# Selected passage
*-*-*

Now I'm getting up the courage to learn the oboe (an ill wind that nobody blows good, as I recall). Thanks


----------



## TrazomGangflow

You are never too old to learn


----------



## hawk

Vesteralen said:


> Now I'm getting up the courage to learn the oboe (an ill wind that nobody blows good, as I recall). Thanks


Are you learning baroque oboe or it's modern counterpart? I love oboe and began teaching myself to play a couple years ago then I learned of the baroque oboe and a new obsession was born. Don't have one yet, can't afford one, but I have not given up trying to find one. I check on e-bay hoping someone is selling a treasure for cheap money. What I found a little daunting with the modern one is the necessity to play with the right hand at the bottom. I play various types of flute, mostly end blown, and use my left hand at the bottom. An early classical flute (made~1830) joined my collection about a year ago. This new addition is forcing me to learn to switch hand positions. Man what a workout for the brain and interestingly a new window of creativity opened with the switch.

*-*-*

# Records shown
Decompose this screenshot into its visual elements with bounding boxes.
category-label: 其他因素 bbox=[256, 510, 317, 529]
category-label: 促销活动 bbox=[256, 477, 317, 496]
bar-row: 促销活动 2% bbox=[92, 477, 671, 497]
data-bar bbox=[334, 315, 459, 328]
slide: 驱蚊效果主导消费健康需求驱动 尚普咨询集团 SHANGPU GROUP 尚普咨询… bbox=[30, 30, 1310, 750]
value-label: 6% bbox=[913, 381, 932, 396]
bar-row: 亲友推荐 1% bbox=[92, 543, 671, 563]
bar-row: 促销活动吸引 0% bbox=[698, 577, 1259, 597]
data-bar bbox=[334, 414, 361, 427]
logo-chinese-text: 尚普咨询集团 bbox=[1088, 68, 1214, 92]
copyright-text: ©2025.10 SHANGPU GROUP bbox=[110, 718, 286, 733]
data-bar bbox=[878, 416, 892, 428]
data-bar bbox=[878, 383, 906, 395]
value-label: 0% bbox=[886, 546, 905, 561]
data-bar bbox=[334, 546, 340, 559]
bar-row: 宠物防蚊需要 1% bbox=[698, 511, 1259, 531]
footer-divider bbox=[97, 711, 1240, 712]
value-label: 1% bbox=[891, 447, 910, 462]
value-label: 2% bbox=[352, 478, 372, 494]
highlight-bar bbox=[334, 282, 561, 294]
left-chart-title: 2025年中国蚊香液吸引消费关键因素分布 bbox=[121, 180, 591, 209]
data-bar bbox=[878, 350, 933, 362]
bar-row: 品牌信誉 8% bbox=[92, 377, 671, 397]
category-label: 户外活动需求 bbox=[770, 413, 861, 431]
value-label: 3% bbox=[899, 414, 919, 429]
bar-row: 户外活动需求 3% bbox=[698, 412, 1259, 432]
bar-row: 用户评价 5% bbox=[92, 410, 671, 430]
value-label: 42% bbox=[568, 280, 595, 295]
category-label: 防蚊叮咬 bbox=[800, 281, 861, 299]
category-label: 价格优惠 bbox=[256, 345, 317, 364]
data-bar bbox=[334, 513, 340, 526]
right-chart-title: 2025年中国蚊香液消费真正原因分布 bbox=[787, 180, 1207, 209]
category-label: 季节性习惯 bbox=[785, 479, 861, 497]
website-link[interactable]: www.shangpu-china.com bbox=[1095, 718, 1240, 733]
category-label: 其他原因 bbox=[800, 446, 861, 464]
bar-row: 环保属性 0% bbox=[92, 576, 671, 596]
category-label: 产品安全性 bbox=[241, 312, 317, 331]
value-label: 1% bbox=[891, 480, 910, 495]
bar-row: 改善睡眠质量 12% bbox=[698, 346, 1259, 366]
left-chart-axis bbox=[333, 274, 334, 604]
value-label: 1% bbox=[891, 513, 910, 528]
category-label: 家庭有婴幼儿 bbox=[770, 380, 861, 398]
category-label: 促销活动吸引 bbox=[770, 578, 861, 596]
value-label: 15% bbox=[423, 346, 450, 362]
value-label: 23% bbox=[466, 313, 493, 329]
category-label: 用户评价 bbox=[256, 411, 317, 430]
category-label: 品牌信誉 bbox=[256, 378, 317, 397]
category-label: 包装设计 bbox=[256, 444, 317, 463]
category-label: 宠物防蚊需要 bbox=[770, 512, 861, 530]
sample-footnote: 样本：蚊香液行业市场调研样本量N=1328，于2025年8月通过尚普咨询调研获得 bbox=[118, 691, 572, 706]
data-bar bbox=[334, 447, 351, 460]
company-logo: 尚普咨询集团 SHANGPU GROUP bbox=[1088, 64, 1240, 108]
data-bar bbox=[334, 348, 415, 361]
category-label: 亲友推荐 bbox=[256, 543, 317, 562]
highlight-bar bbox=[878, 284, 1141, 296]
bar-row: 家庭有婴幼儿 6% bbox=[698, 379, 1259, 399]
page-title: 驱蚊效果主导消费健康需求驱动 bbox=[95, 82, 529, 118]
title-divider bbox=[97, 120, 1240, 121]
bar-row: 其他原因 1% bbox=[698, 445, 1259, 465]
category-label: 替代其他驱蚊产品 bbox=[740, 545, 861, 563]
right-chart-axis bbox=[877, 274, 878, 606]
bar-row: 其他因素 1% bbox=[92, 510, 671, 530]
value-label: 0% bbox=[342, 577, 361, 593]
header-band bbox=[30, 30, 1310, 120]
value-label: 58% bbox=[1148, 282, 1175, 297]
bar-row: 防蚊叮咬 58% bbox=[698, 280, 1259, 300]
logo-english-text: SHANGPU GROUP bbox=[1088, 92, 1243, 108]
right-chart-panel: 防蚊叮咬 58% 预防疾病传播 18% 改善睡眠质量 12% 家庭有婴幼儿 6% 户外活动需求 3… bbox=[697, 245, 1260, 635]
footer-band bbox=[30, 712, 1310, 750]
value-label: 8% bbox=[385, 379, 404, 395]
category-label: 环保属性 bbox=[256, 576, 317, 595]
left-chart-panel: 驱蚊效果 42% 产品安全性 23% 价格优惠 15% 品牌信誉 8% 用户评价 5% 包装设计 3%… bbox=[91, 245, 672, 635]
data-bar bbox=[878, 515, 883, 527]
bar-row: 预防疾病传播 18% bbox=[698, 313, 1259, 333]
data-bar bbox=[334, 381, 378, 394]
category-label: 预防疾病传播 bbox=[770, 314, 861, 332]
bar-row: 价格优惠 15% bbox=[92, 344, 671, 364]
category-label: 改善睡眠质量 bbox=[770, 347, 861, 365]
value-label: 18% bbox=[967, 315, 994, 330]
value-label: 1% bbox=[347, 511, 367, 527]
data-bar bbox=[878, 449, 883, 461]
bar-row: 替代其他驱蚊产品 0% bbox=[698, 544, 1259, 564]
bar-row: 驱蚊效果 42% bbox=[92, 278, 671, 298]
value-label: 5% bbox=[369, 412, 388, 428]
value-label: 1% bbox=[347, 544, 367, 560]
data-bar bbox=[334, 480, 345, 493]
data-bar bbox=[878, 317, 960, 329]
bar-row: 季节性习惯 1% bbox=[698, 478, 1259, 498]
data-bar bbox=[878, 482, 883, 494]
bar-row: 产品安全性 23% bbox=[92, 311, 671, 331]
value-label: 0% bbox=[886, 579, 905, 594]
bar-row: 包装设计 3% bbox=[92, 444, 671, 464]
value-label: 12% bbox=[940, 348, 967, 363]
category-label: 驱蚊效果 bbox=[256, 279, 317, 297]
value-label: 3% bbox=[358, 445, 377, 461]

*-*-*

# Directions
Transcribe the oboe forum thread from "Are you learning" to "with the switch.".

# Response to the exercise
Are you learning baroque oboe or it's modern counterpart? I love oboe and began teaching myself to play a couple years ago then I learned of the baroque oboe and a new obsession was born. Don't have one yet, can't afford one, but I have not given up trying to find one. I check on e-bay hoping someone is selling a treasure for cheap money. What I found a little daunting with the modern one is the necessity to play with the right hand at the bottom. I play various types of flute, mostly end blown, and use my left hand at the bottom. An early classical flute (made~1830) joined my collection about a year ago. This new addition is forcing me to learn to switch hand positions. Man what a workout for the brain and interestingly a new window of creativity opened with the switch.